(Beginning of Passage shown)

Not a surprise, these options are to break standard. In the clang, implementation of complex multiplication and division controlled by |
Adds C99 Annex G recoveries to complex multiplication and division that would otherwise result in nan + nanj
Closes #30805
Closes #26560
Closes #17425
Closes #30470
See relevant CPython PRs that did these updates for CPython:
python/cpython#120287 and python/cpython#119457
Because multiplication also has a SIMD implementation, we have to adapt that too because otherwise you'd get different answers depending on whether you have SIMD compiled numpy or not or whether you are working with complex64 and complex128 vs complex256 because I only see SIMD implementations for fp32 and fp64 only.

(End of Passage shown)
(Beginning of Excerpted data)

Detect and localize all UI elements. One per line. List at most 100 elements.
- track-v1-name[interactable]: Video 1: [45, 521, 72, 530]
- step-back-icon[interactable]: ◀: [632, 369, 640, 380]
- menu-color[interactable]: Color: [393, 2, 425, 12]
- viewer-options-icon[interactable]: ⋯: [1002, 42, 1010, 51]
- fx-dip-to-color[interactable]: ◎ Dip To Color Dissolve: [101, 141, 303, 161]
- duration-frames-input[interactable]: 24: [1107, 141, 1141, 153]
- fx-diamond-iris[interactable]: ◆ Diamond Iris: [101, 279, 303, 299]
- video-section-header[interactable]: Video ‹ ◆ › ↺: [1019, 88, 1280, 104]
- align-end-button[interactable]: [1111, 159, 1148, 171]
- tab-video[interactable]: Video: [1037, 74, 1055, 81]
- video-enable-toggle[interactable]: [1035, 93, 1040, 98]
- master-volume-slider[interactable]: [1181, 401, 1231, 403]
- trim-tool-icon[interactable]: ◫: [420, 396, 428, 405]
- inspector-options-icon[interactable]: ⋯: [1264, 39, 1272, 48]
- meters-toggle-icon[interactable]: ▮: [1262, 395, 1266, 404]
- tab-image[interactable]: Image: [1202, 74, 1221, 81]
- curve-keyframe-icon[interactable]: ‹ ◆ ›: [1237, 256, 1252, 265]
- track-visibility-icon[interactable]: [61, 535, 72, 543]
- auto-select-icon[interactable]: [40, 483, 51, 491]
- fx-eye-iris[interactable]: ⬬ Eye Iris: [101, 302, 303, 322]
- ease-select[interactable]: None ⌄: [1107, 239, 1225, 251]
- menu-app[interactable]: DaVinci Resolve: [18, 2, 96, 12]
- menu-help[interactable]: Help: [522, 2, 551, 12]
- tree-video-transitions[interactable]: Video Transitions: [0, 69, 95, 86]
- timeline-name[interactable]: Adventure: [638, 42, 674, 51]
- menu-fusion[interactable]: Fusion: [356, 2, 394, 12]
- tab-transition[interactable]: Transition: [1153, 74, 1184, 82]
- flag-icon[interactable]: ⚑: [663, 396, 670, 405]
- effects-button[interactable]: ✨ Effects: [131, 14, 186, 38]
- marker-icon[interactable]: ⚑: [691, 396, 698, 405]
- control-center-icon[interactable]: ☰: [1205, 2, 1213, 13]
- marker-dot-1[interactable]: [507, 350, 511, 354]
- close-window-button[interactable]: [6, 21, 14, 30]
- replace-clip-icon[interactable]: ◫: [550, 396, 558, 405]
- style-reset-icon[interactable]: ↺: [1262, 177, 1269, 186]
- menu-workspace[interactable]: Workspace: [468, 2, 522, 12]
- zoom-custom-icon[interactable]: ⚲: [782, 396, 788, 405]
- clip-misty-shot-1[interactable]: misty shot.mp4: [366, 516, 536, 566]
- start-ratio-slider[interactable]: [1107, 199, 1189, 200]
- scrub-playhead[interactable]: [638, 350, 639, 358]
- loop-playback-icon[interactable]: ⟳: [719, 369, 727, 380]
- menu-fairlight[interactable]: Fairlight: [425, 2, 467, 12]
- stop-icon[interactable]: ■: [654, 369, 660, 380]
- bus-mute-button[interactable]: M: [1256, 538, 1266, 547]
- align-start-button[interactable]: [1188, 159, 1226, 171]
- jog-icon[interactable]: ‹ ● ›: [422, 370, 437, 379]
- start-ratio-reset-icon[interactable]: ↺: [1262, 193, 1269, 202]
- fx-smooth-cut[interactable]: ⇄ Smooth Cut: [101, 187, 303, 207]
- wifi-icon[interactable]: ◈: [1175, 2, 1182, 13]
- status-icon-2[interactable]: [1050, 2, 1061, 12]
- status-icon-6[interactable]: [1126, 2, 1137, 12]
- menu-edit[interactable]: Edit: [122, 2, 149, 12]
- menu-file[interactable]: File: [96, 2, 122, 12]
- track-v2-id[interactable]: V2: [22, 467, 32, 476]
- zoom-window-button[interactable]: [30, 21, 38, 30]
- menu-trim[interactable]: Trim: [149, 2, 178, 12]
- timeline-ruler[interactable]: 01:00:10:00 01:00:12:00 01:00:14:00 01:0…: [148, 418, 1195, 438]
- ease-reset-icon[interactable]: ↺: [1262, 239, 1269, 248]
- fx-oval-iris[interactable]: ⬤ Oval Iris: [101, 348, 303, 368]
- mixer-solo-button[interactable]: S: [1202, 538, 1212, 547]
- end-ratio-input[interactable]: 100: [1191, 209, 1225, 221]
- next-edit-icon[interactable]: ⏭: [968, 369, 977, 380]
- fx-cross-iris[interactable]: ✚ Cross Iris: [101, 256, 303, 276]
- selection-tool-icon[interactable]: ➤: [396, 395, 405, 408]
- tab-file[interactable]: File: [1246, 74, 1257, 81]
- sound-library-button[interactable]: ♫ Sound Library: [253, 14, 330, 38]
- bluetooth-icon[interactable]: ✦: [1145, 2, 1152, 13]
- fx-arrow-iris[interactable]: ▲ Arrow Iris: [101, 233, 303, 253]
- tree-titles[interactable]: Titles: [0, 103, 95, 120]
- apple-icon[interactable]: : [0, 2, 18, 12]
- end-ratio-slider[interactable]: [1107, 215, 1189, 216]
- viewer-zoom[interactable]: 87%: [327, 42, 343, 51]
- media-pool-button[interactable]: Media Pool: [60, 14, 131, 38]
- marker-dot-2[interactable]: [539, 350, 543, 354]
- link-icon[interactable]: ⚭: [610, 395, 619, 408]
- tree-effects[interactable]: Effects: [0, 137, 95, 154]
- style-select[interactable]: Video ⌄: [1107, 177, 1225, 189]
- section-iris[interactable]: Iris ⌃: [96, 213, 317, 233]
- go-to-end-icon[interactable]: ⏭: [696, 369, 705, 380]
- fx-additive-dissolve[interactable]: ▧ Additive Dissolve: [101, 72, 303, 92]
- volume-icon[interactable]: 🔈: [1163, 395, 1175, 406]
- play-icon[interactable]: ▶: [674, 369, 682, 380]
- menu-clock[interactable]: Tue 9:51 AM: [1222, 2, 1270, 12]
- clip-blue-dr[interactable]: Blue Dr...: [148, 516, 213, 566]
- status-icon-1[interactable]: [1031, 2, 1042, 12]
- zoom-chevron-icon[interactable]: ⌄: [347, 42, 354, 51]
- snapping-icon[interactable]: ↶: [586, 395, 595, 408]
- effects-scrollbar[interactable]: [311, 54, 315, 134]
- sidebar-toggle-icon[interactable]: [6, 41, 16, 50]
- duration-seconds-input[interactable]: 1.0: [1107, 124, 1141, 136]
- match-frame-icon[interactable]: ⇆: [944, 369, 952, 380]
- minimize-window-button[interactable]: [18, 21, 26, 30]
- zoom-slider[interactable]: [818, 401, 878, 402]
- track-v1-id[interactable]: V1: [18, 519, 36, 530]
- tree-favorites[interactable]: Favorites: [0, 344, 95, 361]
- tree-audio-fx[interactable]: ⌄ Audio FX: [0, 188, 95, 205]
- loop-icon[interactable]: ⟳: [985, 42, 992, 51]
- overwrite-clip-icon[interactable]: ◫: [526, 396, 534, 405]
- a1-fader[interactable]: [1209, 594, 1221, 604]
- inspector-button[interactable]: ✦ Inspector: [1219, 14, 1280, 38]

(End of Excerpted data)

--- Task ---
Reproduce the passage on complex multiplication between "Not a surprise, these" and "and fp64 only.", inclusive. The listing has no connection to the passage on complex multiplication.

--- Result of the exercise ---
Not a surprise, these options are to break standard. In the clang, implementation of complex multiplication and division controlled by |
Adds C99 Annex G recoveries to complex multiplication and division that would otherwise result in nan + nanj
Closes #30805
Closes #26560
Closes #17425
Closes #30470
See relevant CPython PRs that did these updates for CPython:
python/cpython#120287 and python/cpython#119457
Because multiplication also has a SIMD implementation, we have to adapt that too because otherwise you'd get different answers depending on whether you have SIMD compiled numpy or not or whether you are working with complex64 and complex128 vs complex256 because I only see SIMD implementations for fp32 and fp64 only.